[START Supplied records]
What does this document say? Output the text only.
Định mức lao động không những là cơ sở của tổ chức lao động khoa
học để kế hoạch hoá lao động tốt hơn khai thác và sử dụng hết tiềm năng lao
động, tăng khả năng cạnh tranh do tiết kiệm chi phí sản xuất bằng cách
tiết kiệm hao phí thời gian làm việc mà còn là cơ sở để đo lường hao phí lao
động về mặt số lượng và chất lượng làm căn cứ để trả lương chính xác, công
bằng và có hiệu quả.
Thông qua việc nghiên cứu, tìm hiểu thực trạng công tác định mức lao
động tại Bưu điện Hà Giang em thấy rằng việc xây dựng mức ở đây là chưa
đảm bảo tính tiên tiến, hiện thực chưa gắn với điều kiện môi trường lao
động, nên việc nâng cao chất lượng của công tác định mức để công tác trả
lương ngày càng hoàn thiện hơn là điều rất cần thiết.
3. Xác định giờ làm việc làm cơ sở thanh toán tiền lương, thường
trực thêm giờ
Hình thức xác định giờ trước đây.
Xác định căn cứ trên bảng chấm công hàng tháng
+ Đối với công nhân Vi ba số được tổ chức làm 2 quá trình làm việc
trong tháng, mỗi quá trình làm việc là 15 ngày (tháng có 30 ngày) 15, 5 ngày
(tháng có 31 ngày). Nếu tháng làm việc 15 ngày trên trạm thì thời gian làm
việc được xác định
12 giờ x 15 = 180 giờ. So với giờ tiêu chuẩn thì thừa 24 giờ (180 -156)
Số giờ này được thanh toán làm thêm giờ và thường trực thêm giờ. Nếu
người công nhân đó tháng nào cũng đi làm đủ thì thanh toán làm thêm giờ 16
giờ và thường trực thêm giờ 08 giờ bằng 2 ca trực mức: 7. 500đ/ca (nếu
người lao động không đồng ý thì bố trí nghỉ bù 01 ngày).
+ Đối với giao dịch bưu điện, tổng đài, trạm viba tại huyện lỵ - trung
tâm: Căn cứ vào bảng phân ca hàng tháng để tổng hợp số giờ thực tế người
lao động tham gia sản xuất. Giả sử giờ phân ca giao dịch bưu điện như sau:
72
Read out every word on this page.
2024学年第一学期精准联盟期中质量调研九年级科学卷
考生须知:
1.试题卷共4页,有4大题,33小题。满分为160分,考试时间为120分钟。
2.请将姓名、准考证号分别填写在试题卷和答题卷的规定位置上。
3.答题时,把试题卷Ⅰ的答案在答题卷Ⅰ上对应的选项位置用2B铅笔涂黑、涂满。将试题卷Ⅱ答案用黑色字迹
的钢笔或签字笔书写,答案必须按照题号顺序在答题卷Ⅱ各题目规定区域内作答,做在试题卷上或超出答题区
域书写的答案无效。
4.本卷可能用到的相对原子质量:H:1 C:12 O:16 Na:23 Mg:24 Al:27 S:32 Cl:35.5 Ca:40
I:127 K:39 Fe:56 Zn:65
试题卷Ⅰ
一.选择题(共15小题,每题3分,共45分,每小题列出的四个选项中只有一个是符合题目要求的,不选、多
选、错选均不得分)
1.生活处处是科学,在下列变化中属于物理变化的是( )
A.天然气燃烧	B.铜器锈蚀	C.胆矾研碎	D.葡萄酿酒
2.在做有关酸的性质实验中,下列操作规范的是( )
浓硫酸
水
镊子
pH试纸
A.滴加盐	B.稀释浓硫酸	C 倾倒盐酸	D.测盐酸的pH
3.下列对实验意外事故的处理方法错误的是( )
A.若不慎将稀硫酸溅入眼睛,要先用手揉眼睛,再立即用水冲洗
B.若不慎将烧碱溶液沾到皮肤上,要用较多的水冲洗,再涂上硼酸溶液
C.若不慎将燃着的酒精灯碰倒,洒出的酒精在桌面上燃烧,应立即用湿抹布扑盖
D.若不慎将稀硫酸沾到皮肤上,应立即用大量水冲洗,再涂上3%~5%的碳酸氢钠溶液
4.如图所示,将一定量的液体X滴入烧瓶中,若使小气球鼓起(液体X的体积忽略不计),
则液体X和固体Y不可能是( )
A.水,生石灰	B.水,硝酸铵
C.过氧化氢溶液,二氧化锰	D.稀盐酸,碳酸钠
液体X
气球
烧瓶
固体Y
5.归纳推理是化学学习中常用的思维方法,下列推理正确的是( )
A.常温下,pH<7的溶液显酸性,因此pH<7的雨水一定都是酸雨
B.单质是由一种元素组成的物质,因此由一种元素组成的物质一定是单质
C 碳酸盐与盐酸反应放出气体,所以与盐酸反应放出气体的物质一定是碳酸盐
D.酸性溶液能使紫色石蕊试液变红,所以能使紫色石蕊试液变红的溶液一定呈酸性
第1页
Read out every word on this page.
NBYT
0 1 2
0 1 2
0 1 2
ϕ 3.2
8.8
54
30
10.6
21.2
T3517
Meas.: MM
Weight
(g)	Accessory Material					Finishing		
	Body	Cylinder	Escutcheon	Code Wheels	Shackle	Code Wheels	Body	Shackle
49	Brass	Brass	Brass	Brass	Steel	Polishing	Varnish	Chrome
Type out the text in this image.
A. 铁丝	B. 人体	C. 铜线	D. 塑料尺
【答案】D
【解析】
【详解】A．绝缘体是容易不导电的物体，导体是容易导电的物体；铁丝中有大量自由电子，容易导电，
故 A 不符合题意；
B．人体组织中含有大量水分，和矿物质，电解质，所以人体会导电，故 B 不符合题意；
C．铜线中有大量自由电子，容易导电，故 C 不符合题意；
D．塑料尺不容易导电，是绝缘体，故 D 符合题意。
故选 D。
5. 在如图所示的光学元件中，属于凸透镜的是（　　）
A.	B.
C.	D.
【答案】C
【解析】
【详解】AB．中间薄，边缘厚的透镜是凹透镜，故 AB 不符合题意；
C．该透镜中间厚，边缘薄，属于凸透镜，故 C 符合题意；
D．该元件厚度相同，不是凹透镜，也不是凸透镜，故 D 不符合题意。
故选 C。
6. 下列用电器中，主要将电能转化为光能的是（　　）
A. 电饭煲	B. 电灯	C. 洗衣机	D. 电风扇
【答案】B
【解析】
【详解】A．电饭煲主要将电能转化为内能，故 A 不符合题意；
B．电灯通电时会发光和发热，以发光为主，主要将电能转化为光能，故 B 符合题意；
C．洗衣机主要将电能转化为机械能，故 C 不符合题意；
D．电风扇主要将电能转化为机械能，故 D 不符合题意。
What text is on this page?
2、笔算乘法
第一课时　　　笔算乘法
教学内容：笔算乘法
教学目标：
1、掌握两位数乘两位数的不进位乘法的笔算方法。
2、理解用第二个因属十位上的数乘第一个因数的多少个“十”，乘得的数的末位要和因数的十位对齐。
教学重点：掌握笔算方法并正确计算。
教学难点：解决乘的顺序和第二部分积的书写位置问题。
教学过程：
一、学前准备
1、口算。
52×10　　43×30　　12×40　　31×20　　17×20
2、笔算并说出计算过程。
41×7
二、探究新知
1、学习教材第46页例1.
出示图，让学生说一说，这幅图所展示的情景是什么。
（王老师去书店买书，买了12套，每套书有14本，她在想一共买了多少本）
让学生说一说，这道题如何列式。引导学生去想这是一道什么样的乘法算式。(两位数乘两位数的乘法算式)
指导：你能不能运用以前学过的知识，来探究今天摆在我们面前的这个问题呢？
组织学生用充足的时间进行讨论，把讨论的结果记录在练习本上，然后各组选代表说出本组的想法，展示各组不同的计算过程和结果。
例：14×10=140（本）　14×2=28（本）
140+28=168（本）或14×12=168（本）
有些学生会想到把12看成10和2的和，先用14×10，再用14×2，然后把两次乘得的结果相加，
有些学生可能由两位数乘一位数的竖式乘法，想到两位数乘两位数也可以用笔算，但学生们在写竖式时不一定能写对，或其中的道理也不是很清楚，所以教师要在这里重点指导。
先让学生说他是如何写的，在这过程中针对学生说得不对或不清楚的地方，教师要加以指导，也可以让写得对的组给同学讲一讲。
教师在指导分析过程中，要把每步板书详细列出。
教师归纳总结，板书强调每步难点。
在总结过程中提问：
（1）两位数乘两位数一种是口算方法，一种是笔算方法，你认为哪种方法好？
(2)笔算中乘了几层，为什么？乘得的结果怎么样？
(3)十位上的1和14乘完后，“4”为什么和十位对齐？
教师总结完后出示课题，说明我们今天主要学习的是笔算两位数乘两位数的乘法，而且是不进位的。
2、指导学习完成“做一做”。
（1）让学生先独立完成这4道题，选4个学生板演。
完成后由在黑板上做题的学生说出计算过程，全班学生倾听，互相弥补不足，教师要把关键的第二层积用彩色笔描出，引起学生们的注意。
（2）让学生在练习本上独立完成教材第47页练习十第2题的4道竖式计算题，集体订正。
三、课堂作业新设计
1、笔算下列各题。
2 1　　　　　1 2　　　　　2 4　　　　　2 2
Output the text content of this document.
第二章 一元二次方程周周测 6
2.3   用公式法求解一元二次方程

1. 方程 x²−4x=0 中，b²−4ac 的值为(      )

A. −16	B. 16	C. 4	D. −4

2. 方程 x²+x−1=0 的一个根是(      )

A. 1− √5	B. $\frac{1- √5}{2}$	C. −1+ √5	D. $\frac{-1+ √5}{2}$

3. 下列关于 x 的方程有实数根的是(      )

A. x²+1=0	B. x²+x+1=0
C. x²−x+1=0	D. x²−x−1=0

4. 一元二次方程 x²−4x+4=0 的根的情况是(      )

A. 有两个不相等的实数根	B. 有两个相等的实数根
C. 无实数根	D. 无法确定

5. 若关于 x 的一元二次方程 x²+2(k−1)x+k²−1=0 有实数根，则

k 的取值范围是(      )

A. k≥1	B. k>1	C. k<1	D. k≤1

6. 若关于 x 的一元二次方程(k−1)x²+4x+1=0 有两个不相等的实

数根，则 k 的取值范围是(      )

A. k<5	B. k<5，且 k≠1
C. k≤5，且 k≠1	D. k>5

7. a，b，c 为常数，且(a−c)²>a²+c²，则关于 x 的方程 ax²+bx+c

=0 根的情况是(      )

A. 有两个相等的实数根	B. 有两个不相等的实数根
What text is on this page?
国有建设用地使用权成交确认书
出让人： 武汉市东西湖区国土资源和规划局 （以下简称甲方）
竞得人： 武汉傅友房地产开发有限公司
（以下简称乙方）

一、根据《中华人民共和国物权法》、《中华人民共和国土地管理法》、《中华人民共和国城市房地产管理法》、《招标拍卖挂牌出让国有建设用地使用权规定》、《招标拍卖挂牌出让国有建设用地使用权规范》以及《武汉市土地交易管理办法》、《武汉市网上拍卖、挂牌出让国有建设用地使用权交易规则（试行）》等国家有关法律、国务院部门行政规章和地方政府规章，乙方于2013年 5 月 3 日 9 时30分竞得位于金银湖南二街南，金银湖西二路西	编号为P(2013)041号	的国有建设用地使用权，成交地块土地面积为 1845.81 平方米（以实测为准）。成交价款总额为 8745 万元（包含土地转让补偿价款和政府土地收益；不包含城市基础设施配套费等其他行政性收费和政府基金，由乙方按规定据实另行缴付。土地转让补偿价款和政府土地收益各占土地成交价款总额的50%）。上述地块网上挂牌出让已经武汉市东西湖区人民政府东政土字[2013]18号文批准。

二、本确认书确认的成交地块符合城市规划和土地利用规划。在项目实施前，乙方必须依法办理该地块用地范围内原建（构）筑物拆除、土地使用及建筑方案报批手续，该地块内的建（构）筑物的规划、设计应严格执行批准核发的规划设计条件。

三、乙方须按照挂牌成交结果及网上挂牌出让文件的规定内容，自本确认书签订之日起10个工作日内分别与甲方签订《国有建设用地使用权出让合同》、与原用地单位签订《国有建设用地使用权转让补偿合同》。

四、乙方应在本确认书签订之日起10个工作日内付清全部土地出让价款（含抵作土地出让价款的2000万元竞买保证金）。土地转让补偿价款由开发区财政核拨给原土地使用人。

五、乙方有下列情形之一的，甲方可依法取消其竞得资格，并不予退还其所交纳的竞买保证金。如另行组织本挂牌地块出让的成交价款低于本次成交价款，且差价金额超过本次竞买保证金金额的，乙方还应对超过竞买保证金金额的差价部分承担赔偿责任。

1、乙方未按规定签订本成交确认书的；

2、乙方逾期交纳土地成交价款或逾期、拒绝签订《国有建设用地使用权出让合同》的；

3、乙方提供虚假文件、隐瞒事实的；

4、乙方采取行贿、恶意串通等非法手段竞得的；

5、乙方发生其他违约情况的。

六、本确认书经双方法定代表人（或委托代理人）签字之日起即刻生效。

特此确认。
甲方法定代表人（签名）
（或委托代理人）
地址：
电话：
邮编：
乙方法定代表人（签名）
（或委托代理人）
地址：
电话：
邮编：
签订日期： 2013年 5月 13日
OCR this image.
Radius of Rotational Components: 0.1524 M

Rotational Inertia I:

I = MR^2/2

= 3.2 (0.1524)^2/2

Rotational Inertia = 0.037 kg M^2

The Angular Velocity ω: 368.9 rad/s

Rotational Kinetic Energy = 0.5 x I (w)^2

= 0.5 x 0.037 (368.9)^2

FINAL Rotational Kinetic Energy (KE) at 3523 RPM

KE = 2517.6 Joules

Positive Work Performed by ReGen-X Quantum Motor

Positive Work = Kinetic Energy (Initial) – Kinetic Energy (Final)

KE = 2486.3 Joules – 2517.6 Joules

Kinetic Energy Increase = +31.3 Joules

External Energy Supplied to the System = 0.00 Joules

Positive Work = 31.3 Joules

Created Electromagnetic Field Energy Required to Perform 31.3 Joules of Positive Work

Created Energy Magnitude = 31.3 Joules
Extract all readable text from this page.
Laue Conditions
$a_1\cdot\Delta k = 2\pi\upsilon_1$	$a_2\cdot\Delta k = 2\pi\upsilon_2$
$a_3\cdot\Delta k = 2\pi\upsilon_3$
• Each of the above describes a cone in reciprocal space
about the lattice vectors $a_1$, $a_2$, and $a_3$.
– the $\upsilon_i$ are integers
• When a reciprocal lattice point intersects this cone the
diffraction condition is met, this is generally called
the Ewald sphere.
[END Supplied records]
Copy all lines in the listing above where the string "thời" appears.

Response:
tiết kiệm hao phí thời gian làm việc mà còn là cơ sở để đo lường hao phí lao
(tháng có 31 ngày). Nếu tháng làm việc 15 ngày trên trạm thì thời gian làm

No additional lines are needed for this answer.